Problem details:
In the material below, list every line carrying the string "Количество".

Dataset entries:
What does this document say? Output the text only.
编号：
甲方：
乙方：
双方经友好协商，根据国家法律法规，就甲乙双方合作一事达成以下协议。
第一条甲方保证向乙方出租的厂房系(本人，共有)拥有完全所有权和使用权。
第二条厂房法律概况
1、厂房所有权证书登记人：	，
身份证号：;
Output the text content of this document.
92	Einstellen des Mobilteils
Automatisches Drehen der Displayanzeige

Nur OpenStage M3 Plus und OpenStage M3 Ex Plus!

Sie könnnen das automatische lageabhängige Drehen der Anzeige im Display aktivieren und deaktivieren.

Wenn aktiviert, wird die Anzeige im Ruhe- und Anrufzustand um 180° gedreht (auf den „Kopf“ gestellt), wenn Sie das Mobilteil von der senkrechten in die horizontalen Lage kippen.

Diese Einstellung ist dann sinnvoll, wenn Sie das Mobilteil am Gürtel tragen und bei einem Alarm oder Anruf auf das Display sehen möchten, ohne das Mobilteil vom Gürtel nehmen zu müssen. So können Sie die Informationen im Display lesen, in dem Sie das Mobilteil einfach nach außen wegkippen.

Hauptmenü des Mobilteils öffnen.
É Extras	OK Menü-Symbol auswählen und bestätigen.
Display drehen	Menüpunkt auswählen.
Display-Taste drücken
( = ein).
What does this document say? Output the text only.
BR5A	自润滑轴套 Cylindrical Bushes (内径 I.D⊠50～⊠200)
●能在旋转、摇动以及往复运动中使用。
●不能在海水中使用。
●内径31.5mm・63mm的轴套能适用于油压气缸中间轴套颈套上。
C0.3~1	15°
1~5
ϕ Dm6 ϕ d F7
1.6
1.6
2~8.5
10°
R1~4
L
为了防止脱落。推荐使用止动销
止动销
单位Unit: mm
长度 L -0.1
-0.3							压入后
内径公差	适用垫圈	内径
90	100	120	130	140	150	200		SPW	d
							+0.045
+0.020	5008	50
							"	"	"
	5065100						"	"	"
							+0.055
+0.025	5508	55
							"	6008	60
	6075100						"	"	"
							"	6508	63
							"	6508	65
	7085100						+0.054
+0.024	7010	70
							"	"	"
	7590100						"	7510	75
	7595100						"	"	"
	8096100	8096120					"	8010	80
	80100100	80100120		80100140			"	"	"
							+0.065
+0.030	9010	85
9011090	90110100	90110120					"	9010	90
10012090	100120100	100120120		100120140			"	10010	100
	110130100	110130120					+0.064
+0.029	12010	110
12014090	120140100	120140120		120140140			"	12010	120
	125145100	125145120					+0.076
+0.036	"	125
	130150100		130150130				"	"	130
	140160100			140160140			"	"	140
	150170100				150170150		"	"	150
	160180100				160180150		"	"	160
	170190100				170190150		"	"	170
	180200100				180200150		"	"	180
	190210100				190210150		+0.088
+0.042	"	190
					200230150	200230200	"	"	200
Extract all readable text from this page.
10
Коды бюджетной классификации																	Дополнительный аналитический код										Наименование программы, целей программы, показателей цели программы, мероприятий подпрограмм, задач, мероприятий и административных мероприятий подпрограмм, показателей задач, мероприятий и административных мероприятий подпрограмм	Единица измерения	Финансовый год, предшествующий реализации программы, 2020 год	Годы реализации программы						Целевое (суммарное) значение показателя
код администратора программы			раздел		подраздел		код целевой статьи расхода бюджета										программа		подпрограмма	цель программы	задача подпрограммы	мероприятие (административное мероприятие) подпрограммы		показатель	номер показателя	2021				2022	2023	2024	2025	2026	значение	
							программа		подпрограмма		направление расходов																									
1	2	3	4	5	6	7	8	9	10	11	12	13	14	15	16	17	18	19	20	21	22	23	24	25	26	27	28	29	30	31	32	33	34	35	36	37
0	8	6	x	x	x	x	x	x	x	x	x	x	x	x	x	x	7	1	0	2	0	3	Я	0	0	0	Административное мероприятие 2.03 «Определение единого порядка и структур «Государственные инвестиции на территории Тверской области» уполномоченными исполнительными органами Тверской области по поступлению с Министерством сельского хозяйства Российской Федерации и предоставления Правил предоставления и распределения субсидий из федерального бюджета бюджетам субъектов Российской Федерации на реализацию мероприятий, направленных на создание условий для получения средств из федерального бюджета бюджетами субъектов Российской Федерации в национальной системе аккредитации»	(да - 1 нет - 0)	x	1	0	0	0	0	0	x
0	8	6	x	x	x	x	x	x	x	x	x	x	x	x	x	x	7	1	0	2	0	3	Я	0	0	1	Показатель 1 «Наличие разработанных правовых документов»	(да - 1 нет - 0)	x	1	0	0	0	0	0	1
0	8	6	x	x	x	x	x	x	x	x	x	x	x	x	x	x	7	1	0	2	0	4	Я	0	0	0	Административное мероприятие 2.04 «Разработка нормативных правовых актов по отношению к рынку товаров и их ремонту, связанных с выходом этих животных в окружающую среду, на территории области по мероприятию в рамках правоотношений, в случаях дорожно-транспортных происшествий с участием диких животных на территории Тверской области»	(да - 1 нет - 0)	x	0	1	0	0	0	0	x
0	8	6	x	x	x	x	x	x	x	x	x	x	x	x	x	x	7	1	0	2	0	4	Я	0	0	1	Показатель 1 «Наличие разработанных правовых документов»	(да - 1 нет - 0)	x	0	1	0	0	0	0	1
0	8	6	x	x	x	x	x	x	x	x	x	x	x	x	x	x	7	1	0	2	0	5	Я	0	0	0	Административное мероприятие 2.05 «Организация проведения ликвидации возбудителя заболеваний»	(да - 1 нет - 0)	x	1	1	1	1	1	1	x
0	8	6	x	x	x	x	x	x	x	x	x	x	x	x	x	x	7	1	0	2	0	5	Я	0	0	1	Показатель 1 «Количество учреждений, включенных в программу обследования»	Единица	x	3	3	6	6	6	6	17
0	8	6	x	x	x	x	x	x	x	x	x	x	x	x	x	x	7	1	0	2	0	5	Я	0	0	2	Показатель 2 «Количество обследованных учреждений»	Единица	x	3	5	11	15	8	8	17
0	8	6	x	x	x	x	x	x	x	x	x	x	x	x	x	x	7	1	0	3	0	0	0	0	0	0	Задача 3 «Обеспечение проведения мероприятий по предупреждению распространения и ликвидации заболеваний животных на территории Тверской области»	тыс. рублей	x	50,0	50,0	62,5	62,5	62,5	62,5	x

Response to the task:
0	8	6	x	x	x	x	x	x	x	x	x	x	x	x	x	x	7	1	0	2	0	5	Я	0	0	1	Показатель 1 «Количество учреждений, включенных в программу обследования»	Единица	x	3	3	6	6	6	6	17
0	8	6	x	x	x	x	x	x	x	x	x	x	x	x	x	x	7	1	0	2	0	5	Я	0	0	2	Показатель 2 «Количество обследованных учреждений»	Единица	x	3	5	11	15	8	8	17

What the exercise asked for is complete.